Exercise description
Find each line holding "бассейновое" and copy it out.

Data for the task
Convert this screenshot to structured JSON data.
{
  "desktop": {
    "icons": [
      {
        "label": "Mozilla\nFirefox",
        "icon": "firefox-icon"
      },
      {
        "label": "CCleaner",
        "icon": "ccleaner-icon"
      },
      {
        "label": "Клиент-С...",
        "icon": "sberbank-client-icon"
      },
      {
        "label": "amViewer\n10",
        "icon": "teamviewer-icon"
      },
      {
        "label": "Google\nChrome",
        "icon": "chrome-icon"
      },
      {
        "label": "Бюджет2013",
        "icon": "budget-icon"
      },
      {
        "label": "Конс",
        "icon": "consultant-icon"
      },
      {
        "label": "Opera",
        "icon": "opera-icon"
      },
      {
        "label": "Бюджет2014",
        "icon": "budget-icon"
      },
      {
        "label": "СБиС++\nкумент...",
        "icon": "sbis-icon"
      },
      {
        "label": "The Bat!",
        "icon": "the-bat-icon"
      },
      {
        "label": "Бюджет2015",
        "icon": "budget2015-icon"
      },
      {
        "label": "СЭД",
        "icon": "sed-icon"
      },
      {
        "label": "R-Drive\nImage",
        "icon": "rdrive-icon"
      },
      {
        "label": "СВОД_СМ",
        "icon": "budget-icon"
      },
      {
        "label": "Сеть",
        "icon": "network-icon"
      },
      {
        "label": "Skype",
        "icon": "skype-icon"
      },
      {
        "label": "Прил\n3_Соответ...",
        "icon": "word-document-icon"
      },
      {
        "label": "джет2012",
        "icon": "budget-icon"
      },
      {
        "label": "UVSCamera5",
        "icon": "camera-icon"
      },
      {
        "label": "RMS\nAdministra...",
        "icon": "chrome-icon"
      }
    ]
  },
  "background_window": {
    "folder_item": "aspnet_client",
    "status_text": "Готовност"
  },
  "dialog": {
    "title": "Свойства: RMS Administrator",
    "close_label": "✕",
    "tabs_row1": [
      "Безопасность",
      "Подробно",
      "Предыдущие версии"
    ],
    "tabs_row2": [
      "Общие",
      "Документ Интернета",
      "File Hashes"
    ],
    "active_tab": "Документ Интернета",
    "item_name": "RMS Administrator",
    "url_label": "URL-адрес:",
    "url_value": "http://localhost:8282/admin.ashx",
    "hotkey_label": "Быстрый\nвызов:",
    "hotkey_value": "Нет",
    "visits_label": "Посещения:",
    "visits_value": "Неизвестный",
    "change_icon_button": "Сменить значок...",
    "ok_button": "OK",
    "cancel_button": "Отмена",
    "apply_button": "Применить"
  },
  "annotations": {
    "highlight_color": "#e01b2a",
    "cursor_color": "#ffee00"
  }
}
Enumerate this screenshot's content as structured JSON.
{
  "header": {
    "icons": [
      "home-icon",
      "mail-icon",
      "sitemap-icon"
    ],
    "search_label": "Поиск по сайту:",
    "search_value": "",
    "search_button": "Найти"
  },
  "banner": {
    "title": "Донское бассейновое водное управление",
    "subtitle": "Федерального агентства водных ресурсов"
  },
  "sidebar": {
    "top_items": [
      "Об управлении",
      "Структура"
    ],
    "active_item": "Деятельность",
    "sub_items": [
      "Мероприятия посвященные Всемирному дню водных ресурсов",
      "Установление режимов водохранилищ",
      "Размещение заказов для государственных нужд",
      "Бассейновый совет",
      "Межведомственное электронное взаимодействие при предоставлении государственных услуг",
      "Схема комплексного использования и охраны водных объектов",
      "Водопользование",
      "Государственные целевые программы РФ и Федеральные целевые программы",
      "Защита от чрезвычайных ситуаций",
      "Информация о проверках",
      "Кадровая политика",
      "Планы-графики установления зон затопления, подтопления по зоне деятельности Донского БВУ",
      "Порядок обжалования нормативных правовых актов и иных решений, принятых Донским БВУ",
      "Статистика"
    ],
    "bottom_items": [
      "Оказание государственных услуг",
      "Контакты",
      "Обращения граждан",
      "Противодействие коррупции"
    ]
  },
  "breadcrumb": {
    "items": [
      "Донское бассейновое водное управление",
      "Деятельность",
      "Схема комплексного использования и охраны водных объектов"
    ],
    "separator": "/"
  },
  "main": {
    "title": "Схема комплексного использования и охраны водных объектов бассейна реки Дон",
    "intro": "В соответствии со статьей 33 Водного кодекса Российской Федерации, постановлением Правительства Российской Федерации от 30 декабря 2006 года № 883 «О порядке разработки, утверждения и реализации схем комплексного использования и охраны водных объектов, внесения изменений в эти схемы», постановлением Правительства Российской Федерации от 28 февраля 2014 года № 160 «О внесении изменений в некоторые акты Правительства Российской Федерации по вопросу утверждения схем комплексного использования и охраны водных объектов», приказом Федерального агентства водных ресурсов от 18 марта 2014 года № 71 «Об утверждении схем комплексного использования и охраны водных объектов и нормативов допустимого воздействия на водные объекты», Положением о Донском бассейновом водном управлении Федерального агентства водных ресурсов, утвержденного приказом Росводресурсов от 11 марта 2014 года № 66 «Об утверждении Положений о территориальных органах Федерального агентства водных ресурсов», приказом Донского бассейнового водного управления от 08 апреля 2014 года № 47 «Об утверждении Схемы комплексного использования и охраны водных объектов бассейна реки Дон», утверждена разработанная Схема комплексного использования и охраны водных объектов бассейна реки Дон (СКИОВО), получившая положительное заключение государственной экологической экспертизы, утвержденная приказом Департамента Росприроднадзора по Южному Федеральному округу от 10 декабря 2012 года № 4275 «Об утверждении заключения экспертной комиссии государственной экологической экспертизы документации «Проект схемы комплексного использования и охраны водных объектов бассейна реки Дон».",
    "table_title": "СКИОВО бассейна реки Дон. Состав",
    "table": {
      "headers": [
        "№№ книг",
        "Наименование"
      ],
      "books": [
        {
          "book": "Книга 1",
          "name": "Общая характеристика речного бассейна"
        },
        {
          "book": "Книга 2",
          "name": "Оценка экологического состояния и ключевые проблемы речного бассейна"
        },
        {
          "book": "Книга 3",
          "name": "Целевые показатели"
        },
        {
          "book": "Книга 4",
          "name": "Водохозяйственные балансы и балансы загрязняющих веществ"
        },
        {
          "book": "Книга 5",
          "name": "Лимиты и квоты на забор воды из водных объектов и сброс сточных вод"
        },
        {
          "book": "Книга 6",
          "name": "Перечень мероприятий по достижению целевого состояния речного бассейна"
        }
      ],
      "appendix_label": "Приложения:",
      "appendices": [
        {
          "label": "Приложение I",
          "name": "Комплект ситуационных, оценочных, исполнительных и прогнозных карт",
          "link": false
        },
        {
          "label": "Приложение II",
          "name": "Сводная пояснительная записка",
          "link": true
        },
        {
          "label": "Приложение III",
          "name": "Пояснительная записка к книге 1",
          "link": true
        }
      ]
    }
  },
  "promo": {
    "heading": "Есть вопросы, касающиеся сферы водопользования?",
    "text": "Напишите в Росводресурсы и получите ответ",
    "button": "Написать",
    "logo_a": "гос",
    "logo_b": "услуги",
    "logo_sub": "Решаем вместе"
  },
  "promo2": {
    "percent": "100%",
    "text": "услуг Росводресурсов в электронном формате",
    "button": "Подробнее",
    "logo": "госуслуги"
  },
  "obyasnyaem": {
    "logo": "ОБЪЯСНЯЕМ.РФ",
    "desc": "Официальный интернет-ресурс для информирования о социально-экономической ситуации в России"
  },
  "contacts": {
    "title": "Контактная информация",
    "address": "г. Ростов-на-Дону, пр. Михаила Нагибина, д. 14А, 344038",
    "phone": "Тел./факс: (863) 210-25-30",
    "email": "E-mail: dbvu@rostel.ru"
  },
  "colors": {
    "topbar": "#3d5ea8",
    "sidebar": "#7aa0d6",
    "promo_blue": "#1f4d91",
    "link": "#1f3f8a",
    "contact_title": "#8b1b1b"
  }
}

Exercise response
    "title": "Донское бассейновое водное управление",
      "Донское бассейновое водное управление",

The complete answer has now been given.